**Given problem**
Report all lines holding "icon".

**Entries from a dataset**
###
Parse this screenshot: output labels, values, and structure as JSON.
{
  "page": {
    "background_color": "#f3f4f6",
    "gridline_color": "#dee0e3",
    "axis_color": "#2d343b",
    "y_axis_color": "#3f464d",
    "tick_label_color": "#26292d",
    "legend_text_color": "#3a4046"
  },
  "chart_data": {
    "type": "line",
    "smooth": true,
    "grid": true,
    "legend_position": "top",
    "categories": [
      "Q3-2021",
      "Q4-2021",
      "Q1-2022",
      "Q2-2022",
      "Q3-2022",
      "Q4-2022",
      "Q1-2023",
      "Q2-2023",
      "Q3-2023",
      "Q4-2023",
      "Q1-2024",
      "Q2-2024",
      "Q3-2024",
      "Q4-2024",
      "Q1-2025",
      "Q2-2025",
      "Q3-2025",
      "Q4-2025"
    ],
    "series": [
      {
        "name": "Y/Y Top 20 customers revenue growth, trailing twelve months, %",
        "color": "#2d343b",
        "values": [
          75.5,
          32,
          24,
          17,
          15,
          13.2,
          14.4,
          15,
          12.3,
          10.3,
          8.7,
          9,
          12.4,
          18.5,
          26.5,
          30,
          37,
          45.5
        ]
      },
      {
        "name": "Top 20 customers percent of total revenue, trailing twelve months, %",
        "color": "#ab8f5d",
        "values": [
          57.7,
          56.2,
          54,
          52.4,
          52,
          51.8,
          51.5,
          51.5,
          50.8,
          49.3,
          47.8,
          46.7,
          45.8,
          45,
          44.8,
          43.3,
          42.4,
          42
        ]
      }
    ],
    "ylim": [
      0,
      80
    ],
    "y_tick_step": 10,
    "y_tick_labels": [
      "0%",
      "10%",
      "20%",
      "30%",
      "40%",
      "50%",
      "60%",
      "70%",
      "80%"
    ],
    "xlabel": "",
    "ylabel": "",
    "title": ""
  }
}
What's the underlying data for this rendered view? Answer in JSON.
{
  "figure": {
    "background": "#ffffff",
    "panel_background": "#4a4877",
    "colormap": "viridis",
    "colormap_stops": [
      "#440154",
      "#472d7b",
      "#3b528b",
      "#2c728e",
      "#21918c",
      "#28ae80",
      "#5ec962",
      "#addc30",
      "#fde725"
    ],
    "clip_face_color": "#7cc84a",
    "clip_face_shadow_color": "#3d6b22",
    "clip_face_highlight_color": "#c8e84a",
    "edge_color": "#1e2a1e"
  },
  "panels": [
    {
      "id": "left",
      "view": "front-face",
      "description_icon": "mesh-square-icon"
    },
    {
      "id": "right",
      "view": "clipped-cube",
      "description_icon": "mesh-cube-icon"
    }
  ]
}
###
**Response**
      "description_icon": "mesh-square-icon"
      "description_icon": "mesh-cube-icon"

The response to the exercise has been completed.